What you should do
All of the data should be output character for character, except the pictures.

[Items listed in a dataset]

________________________

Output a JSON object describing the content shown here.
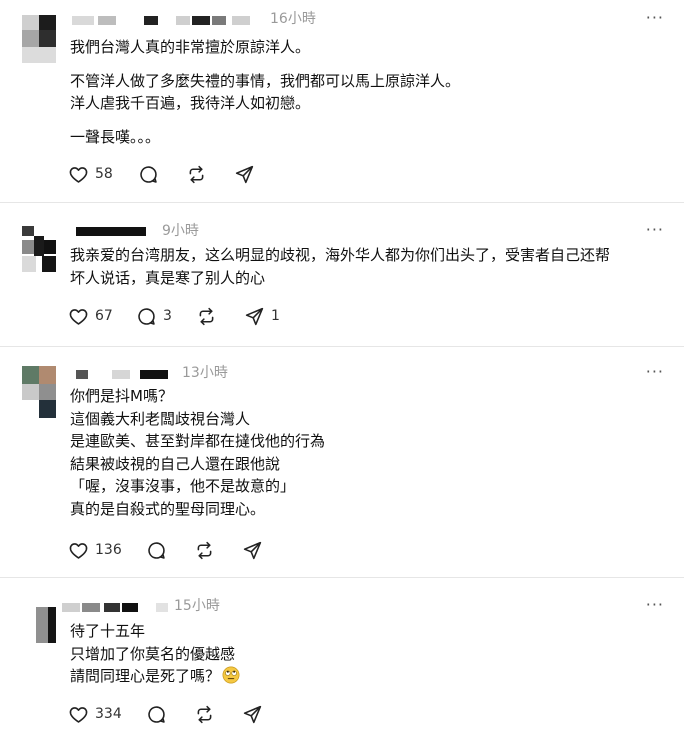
{
  "posts": [
    {
      "time": "16小時",
      "lines": [
        "我們台灣人真的非常擅於原諒洋人。",
        "",
        "不管洋人做了多麼失禮的事情，我們都可以馬上原諒洋人。",
        "洋人虐我千百遍，我待洋人如初戀。",
        "",
        "一聲長嘆。。。"
      ],
      "likes": "58",
      "replies": "",
      "shares": ""
    },
    {
      "time": "9小時",
      "lines": [
        "我亲爱的台湾朋友，这么明显的歧视，海外华人都为你们出头了，受害者自己还帮",
        "坏人说话，真是寒了别人的心"
      ],
      "likes": "67",
      "replies": "3",
      "shares": "1"
    },
    {
      "time": "13小時",
      "lines": [
        "你們是抖M嗎？",
        "這個義大利老闆歧視台灣人",
        "是連歐美、甚至對岸都在撻伐他的行為",
        "結果被歧視的自己人還在跟他說",
        "「喔，沒事沒事，他不是故意的」",
        "真的是自殺式的聖母同理心。"
      ],
      "likes": "136",
      "replies": "",
      "shares": ""
    },
    {
      "time": "15小時",
      "lines": [
        "待了十五年",
        "只增加了你莫名的優越感",
        "請問同理心是死了嗎？"
      ],
      "likes": "334",
      "replies": "",
      "shares": ""
    }
  ],
  "icons": {
    "like": "heart-icon",
    "reply": "comment-icon",
    "repost": "repost-icon",
    "share": "send-icon",
    "more": "more-icon",
    "emoji": "rolling-eyes-emoji"
  },
  "more_label": "···"
}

________________________

Response
Output a JSON object describing the content shown here.
{
  "posts": [
    {
      "time": "16小時",
      "lines": [
        "我們台灣人真的非常擅於原諒洋人。",
        "",
        "不管洋人做了多麼失禮的事情，我們都可以馬上原諒洋人。",
        "洋人虐我千百遍，我待洋人如初戀。",
        "",
        "一聲長嘆。。。"
      ],
      "likes": "58",
      "replies": "",
      "shares": ""
    },
    {
      "time": "9小時",
      "lines": [
        "我亲爱的台湾朋友，这么明显的歧视，海外华人都为你们出头了，受害者自己还帮",
        "坏人说话，真是寒了别人的心"
      ],
      "likes": "67",
      "replies": "3",
      "shares": "1"
    },
    {
      "time": "13小時",
      "lines": [
        "你們是抖M嗎？",
        "這個義大利老闆歧視台灣人",
        "是連歐美、甚至對岸都在撻伐他的行為",
        "結果被歧視的自己人還在跟他說",
        "「喔，沒事沒事，他不是故意的」",
        "真的是自殺式的聖母同理心。"
      ],
      "likes": "136",
      "replies": "",
      "shares": ""
    },
    {
      "time": "15小時",
      "lines": [
        "待了十五年",
        "只增加了你莫名的優越感",
        "請問同理心是死了嗎？"
      ],
      "likes": "334",
      "replies": "",
      "shares": ""
    }
  ],
  "icons": {
    "like": "heart-icon",
    "reply": "comment-icon",
    "repost": "repost-icon",
    "share": "send-icon",
    "more": "more-icon",
    "emoji": "rolling-eyes-emoji"
  },
  "more_label": "···"
}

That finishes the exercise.